**Problem:** Where a line of the material contains the string "Active", copy that line.

**Supplied material:**
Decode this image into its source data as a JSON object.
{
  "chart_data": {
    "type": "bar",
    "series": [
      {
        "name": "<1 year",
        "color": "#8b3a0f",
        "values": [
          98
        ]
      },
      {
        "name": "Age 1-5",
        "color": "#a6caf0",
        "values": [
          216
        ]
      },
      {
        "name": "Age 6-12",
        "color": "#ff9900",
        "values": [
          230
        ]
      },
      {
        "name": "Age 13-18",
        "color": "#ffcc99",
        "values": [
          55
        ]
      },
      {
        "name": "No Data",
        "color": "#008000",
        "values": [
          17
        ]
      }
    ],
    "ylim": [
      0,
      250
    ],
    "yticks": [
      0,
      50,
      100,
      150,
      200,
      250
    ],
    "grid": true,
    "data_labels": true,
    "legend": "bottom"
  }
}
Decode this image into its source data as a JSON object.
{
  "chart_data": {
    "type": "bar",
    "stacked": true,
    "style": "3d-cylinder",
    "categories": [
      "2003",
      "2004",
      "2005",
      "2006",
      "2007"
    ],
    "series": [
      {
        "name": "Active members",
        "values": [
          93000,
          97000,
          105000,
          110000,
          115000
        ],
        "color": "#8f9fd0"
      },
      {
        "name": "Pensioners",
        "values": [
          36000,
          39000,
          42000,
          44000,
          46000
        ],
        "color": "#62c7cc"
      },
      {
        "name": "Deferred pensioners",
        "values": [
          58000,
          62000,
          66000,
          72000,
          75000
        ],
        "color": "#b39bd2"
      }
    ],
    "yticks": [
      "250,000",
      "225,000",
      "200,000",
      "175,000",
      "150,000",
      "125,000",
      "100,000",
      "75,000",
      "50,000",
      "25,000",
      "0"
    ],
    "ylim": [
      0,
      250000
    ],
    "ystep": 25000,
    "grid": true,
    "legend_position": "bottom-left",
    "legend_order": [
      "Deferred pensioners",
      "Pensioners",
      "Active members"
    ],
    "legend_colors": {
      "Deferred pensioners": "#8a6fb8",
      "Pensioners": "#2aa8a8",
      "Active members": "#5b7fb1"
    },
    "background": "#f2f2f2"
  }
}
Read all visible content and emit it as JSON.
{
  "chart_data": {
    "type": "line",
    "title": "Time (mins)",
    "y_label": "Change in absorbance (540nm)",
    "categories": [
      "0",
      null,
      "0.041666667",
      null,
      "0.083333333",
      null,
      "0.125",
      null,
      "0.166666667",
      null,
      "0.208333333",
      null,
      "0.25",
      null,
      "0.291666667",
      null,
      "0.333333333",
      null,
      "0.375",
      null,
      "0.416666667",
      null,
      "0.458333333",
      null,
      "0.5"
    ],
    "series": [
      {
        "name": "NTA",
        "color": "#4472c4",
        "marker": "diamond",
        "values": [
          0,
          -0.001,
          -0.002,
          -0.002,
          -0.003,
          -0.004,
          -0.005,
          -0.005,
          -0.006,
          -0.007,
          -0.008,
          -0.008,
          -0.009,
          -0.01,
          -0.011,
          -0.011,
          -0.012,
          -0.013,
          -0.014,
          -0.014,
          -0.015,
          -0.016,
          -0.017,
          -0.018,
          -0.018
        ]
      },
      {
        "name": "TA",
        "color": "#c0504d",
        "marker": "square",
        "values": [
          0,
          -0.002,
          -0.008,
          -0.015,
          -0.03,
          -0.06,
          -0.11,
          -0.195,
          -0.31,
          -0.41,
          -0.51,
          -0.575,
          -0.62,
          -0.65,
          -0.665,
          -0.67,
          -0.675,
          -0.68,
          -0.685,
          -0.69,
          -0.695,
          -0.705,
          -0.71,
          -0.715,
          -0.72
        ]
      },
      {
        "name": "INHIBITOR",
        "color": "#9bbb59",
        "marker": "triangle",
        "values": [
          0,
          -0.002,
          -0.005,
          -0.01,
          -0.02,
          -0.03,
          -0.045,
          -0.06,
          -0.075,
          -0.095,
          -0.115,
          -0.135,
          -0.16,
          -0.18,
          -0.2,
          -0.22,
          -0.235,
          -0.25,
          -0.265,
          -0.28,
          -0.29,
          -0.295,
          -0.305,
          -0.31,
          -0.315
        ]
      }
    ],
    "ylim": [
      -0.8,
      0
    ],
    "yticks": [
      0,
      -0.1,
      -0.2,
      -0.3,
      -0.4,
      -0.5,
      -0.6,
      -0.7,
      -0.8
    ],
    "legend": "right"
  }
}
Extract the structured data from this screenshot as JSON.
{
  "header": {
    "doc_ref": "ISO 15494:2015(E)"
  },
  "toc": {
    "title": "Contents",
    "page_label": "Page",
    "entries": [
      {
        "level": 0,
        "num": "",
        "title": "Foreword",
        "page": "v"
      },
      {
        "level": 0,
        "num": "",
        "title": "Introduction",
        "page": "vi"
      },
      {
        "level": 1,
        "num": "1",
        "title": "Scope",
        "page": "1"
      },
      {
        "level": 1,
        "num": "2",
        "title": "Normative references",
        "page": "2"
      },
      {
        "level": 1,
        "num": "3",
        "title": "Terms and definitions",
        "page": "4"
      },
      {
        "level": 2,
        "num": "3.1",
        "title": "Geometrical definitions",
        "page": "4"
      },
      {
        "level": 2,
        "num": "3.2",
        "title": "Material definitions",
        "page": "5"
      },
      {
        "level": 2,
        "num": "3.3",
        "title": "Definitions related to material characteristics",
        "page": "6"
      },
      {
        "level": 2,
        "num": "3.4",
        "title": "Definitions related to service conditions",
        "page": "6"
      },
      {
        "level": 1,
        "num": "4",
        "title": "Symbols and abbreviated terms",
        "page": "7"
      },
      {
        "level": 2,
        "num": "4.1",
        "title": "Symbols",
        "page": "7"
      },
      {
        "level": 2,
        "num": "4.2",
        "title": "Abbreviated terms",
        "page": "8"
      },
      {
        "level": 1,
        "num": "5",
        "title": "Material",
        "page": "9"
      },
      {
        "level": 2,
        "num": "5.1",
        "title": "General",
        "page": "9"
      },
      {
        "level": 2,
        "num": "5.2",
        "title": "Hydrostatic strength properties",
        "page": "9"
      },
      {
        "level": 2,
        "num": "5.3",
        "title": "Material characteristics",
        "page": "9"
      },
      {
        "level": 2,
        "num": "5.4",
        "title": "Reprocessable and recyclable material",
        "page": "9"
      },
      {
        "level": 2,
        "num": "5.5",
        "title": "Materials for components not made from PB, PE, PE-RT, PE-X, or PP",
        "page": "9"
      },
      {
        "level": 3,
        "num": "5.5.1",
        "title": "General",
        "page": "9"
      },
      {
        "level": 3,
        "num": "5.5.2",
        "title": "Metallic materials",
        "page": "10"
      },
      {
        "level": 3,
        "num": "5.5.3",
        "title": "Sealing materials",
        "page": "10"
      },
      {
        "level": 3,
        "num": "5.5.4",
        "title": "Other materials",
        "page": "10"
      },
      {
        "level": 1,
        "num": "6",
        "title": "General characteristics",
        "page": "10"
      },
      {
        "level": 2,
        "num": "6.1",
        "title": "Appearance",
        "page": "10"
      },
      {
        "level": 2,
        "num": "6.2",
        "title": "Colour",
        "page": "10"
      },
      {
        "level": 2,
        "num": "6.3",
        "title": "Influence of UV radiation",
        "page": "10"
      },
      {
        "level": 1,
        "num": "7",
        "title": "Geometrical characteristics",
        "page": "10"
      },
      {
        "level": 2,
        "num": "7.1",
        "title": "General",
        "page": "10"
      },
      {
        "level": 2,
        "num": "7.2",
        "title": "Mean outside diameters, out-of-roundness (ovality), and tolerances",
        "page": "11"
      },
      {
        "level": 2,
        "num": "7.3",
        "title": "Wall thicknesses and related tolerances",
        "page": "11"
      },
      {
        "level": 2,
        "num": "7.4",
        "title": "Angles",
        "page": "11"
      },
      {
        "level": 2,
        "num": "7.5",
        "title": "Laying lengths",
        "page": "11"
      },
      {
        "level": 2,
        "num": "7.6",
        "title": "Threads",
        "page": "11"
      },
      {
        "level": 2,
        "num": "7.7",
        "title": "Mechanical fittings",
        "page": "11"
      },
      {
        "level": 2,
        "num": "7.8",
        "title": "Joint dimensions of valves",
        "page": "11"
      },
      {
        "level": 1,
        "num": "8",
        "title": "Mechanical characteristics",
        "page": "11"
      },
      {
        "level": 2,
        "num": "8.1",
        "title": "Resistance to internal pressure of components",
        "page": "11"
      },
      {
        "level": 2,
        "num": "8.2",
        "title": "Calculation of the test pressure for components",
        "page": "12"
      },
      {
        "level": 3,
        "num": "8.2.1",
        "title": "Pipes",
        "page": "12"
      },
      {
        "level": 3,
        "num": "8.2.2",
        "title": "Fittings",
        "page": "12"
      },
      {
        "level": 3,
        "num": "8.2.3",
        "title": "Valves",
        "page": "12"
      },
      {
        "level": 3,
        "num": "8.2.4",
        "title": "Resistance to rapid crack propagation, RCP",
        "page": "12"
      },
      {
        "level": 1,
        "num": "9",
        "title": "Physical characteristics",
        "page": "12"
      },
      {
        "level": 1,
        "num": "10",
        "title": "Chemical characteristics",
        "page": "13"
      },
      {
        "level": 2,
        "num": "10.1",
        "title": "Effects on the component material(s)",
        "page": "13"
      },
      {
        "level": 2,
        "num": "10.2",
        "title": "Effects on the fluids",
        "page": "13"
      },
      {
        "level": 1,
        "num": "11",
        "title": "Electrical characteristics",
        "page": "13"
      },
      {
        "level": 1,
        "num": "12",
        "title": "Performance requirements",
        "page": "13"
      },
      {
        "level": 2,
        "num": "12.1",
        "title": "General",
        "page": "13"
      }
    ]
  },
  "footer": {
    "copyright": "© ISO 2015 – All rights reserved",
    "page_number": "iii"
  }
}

**Answer:**
        "name": "Active members",
      "Active members"
      "Active members": "#5b7fb1"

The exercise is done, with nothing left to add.